OBJECTIVE A:
From the Pelican core concepts text, copy the passage starting at "Core Concepts and" and ending at "the same source.", word for word.

---+---

Core Concepts and Terminology
Pelican is a tool for building data federations, a model in which decentralized, autonomous data repositories work together to make their data broadly available to other members of the federation under a minimally-centralized structure. In this model, data is accessed through a unified namespace regardless of where the data comes from or what type of storage is used to host it -- to a user, everything feels like it's coming from the same source.
Terminology
Objects
Pelican should be thought of as a tool that works with federated objects as opposed to files. The reason for this is that calling something a file carries with it the connotation of a filesystem. File systems have extra features such as owners, permissions, etc., which Pelican does not implement. In addition, a file gives the connotation that the file is mutable, i.e., its contents can change without requiring a new name. Objects in a Pelican federation, however, should be treated as immutable, especially in any case where objects are pulled through a cache (which will be the case for almost all files in the Open Science Data Federation (opens in a new tab), or OSDF). This is because the underlying cache mechanism, powered by XRootD (opens in a new tab), will deliver whatever object it already has access to; if an object's contents change at the origin, the cache will remain unaware and continue to deliver the old object. In the worst case, when the cache only has a partial object, it may attempt to combine its stale version with whatever exists at the origin. Use object names wisely!

---+---

OBJECTIVE B:
How many lines of the rows below contain the string "name", with case counting? Reply with the number alone.

INPUT:

---+---

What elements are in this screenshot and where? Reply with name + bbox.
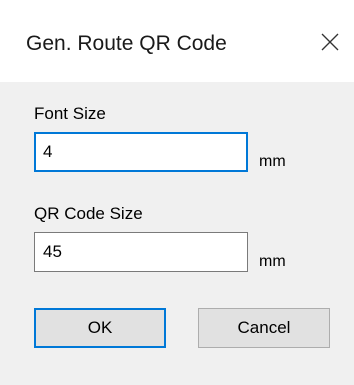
dialog-content: Font Size mm QR Code Size mm OK Cancel [0,82,354,385]
close-button[interactable] [312,24,348,60]
qr-code-size-unit: mm [259,253,286,270]
font-size-label: Font Size [34,104,106,123]
qr-code-size-input[interactable] [34,232,248,272]
font-size-input[interactable] [34,132,248,172]
dialog-title: Gen. Route QR Code [26,32,227,55]
title-bar: Gen. Route QR Code [0,0,354,82]
cancel-button-label: Cancel [237,318,291,337]
font-size-unit: mm [259,153,286,170]
qr-code-dialog: Gen. Route QR Code Font Size mm QR Code … [0,0,354,385]
ok-button[interactable]: OK [34,308,166,348]
close-icon [321,33,339,51]
ok-button-label: OK [87,318,113,337]
cancel-button[interactable]: Cancel [198,308,330,348]
qr-code-size-label: QR Code Size [34,204,143,223]
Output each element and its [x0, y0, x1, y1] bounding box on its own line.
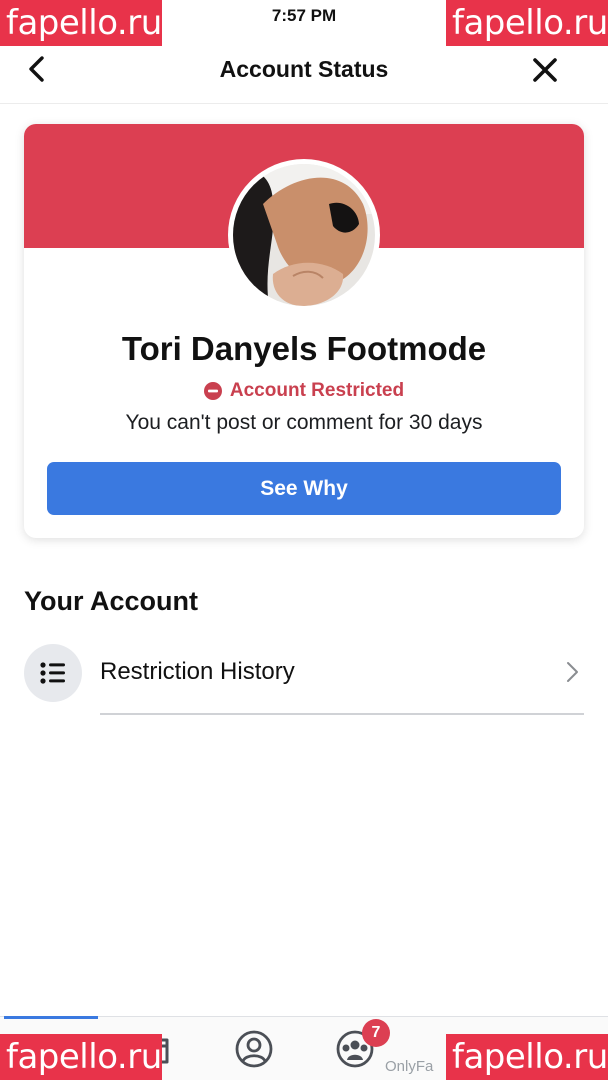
restriction-history-item[interactable]: Restriction History: [24, 642, 584, 715]
watermark-bottom-right: fapello.ru: [446, 1034, 608, 1080]
profile-icon: [235, 1030, 273, 1068]
list-icon: [40, 662, 65, 684]
profile-name: Tori Danyels Footmode: [121, 330, 487, 367]
watermark-top-right: fapello.ru: [446, 0, 608, 46]
divider: [100, 713, 584, 715]
your-account-heading: Your Account: [24, 586, 198, 616]
tab-profile[interactable]: [232, 1027, 276, 1071]
active-tab-indicator: [4, 1016, 98, 1019]
footer-caption: OnlyFa: [385, 1058, 434, 1075]
restriction-status: Account Restricted: [24, 380, 584, 402]
restriction-label: Account Restricted: [229, 380, 405, 401]
see-why-button[interactable]: See Why: [47, 462, 561, 515]
groups-badge: 7: [362, 1019, 390, 1047]
chevron-right-icon: [567, 662, 578, 682]
close-button[interactable]: [530, 55, 560, 85]
restriction-history-label: Restriction History: [100, 658, 295, 685]
close-icon: [533, 58, 557, 82]
navigation-header: Account Status: [0, 40, 608, 104]
watermark-top-left: fapello.ru: [0, 0, 162, 46]
watermark-bottom-left: fapello.ru: [0, 1034, 162, 1080]
no-entry-icon: [203, 382, 222, 400]
page-title: Account Status: [219, 56, 389, 82]
account-status-card: Tori Danyels Footmode Account Restricted…: [24, 124, 584, 538]
avatar: [233, 164, 375, 306]
restriction-description: You can't post or comment for 30 days: [125, 411, 483, 434]
list-icon-container: [24, 644, 82, 702]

---+---

COMPLETE ANSWER A:
Core Concepts and Terminology
Pelican is a tool for building data federations, a model in which decentralized, autonomous data repositories work together to make their data broadly available to other members of the federation under a minimally-centralized structure. In this model, data is accessed through a unified namespace regardless of where the data comes from or what type of storage is used to host it -- to a user, everything feels like it's coming from the same source.

COMPLETE ANSWER B:
2